» To do
Your answer should be one number: the count of lines in these entries that hold the word "price".

# # #

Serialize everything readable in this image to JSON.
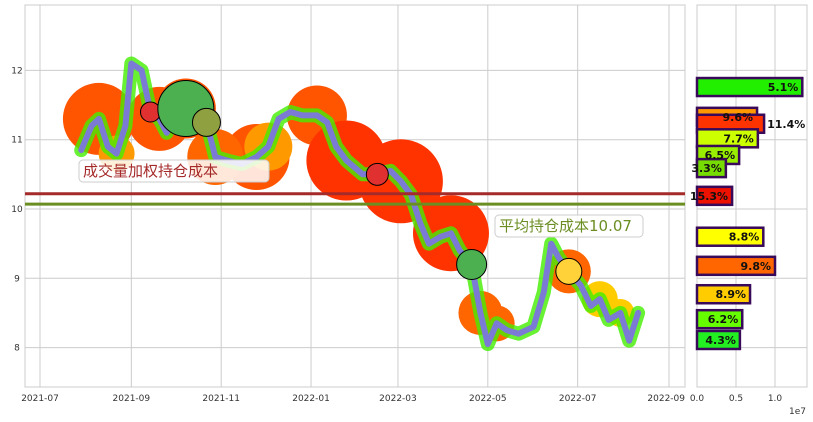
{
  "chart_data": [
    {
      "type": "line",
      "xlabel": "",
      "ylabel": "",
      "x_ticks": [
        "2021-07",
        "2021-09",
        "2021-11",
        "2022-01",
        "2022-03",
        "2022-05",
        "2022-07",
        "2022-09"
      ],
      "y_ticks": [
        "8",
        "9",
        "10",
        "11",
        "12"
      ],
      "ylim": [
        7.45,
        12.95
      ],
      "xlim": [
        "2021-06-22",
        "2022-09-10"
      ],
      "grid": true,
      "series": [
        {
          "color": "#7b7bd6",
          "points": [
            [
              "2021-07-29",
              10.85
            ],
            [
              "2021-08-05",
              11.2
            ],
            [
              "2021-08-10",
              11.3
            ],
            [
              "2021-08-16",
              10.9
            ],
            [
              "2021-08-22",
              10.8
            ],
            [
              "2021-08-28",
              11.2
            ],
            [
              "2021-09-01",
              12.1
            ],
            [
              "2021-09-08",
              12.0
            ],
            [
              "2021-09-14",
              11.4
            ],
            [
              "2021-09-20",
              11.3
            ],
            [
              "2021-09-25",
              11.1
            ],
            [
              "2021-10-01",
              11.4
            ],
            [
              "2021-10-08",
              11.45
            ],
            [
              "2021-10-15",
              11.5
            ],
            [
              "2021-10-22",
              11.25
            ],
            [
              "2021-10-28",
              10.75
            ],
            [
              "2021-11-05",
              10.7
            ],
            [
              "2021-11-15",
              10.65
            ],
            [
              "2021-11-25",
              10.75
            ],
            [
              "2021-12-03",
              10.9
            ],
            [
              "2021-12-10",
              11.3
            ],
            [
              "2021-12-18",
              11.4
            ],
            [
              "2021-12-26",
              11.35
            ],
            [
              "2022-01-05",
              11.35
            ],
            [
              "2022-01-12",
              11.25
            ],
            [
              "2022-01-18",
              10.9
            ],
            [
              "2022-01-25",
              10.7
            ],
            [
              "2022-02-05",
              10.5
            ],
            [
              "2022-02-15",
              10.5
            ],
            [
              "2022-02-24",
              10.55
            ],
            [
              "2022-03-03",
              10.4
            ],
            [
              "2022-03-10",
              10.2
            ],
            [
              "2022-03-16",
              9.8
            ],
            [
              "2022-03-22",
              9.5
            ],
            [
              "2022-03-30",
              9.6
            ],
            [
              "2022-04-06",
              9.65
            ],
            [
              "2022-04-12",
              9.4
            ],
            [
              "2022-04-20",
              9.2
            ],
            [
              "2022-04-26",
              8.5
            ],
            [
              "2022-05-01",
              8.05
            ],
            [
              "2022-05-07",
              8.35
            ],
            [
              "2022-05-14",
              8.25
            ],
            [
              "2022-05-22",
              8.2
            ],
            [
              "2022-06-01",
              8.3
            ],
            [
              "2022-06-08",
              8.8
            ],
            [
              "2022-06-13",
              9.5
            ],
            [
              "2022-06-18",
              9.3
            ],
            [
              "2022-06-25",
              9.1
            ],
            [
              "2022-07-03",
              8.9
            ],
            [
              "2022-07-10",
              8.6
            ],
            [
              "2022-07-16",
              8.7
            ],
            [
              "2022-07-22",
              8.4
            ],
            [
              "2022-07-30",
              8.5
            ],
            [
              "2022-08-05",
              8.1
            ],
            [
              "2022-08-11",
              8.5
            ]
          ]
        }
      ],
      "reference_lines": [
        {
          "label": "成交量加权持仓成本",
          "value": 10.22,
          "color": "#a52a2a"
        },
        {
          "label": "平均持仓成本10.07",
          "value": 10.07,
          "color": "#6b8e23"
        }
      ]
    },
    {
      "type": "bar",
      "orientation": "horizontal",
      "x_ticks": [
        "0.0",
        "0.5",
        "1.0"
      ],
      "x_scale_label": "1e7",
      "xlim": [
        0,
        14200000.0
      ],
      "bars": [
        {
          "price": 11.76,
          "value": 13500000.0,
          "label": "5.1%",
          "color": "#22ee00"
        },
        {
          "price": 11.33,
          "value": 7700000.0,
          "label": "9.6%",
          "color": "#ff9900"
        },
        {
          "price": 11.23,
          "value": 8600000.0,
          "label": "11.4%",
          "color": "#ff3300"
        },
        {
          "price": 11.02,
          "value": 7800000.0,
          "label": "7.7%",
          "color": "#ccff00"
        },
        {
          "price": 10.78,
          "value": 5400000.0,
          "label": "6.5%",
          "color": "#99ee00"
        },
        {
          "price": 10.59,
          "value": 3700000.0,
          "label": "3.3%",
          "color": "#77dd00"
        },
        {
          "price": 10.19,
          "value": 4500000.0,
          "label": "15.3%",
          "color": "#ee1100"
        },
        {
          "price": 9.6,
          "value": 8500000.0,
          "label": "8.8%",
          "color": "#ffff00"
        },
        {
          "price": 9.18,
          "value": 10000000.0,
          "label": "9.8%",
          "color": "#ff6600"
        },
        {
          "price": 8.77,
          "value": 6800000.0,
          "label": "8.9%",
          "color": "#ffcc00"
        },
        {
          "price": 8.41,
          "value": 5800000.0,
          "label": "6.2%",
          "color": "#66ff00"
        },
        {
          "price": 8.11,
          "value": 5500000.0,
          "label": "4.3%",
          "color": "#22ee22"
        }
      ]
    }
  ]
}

# # #

» Answer to the problem
12